Data records:
========================
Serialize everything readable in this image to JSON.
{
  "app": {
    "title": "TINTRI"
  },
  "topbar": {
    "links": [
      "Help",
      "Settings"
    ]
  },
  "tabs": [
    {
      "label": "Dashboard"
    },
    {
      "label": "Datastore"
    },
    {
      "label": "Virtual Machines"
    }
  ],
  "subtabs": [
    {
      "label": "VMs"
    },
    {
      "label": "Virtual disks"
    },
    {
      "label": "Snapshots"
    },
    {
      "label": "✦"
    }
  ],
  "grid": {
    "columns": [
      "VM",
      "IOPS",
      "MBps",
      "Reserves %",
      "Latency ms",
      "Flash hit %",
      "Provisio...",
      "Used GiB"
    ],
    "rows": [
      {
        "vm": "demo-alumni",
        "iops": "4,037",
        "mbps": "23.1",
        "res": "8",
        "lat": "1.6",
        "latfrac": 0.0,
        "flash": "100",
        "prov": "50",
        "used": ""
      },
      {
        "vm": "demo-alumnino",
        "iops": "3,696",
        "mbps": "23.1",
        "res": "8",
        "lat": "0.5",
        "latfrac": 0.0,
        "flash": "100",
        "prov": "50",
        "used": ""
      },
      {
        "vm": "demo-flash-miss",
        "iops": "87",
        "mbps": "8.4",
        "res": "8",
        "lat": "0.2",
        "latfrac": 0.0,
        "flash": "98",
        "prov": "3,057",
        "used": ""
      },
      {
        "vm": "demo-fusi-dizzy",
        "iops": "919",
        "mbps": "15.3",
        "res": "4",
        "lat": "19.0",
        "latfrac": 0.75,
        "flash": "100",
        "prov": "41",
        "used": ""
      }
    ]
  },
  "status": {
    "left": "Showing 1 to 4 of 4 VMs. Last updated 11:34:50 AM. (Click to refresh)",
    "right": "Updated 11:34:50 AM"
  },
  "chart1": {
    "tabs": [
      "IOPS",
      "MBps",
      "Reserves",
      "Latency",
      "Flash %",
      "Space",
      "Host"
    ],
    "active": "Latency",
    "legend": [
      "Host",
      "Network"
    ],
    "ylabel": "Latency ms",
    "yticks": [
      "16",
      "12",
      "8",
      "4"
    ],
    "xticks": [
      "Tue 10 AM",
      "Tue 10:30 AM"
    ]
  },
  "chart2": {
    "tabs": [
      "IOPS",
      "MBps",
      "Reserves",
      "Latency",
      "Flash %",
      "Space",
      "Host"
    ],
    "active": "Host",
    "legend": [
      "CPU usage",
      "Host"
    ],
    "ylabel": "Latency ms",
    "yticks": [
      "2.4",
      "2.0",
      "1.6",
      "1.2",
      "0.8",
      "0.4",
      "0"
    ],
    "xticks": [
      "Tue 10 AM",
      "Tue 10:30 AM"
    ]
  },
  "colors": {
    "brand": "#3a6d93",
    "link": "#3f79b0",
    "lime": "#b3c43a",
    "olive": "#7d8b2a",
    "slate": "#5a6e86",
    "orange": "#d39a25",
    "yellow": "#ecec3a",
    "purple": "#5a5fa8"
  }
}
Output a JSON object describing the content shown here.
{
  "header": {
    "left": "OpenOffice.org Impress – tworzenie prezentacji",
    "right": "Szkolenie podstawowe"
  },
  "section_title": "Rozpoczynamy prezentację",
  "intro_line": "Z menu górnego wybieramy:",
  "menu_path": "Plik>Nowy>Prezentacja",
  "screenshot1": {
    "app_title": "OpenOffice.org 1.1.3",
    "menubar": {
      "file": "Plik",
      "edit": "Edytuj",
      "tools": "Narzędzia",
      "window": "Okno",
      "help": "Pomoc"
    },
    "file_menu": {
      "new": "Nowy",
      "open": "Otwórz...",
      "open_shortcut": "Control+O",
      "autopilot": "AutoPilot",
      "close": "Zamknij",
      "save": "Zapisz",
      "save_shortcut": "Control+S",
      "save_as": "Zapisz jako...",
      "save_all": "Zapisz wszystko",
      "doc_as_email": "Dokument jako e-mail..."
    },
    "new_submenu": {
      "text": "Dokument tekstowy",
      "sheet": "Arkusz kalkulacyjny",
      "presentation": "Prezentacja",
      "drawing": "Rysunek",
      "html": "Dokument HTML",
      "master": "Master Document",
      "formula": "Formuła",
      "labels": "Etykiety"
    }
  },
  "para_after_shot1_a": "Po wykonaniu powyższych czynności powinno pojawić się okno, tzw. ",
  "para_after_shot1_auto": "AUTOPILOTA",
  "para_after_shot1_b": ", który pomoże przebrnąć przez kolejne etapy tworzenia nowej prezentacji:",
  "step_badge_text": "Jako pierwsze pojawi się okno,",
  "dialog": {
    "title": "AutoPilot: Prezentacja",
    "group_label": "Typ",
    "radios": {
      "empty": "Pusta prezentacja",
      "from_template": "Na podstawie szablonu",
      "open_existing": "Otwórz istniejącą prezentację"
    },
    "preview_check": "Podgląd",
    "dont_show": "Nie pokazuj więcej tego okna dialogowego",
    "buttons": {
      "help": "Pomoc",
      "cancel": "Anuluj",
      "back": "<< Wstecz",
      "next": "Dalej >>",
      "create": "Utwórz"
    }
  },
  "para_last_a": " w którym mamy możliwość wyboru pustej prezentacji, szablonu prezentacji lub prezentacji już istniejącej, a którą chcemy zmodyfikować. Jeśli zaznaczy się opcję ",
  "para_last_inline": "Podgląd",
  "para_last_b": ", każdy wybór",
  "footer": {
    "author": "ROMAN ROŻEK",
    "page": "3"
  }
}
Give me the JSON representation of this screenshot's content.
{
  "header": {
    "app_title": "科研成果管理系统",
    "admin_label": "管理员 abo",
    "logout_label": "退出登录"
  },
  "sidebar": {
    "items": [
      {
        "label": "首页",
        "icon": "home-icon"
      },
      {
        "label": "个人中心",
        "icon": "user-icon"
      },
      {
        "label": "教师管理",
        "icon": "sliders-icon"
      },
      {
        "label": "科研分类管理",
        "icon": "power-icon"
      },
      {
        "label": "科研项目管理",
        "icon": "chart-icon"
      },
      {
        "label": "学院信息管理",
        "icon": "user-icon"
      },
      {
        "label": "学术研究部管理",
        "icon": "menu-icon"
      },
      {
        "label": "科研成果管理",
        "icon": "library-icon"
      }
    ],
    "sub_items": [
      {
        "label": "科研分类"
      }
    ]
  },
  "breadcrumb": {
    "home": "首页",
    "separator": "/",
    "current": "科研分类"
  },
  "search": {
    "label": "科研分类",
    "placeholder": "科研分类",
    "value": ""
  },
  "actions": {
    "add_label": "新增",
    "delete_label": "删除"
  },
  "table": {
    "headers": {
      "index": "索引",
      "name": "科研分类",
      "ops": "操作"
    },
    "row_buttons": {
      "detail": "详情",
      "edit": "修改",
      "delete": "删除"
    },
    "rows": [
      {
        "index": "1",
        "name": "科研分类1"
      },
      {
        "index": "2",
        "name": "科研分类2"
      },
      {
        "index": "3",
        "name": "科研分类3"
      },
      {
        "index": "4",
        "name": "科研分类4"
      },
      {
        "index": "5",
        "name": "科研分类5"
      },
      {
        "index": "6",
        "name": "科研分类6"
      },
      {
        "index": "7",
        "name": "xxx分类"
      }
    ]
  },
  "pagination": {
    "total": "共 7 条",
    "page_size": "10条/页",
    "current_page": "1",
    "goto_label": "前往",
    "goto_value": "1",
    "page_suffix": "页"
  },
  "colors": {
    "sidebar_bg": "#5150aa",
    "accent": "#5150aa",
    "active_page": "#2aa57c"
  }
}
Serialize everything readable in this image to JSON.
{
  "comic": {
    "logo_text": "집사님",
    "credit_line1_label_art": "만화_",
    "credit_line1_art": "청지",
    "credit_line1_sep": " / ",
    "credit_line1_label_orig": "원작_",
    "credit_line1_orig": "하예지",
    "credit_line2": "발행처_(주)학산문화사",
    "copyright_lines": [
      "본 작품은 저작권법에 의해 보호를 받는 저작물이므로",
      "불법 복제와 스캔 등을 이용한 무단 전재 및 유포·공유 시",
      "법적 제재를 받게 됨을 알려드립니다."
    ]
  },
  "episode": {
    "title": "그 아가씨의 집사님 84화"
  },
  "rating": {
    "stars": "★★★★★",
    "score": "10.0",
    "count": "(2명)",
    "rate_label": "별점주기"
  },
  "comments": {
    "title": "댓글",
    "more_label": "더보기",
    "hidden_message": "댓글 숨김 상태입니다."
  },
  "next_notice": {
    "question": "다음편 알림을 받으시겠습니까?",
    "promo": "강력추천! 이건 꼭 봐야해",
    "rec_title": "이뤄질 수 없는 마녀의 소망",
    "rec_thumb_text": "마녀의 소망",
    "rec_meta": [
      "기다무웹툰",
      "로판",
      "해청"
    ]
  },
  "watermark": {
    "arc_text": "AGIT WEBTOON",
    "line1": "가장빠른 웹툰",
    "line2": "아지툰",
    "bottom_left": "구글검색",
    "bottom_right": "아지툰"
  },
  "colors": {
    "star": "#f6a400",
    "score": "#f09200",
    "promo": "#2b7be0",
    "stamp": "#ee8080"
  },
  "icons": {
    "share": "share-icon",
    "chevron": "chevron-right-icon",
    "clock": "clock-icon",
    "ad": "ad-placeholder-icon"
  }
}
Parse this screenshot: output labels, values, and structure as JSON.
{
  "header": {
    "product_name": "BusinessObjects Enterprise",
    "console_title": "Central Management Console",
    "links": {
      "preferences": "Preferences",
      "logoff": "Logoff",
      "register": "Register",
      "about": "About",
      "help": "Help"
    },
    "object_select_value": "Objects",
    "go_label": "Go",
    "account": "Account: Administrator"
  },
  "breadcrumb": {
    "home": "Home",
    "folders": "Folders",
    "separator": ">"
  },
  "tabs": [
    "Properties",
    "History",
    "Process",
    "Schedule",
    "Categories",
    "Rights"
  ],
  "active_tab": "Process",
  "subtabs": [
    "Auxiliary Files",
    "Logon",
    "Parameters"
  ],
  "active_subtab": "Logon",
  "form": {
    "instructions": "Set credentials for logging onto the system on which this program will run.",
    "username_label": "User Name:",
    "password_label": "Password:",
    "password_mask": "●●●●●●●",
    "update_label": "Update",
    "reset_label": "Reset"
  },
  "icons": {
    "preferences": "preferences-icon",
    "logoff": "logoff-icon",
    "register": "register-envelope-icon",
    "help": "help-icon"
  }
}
========================
Task prompt => Pull out all lines from the entries above that include the word "register".

Exercise result =>
      "register": "Register",
    "register": "register-envelope-icon",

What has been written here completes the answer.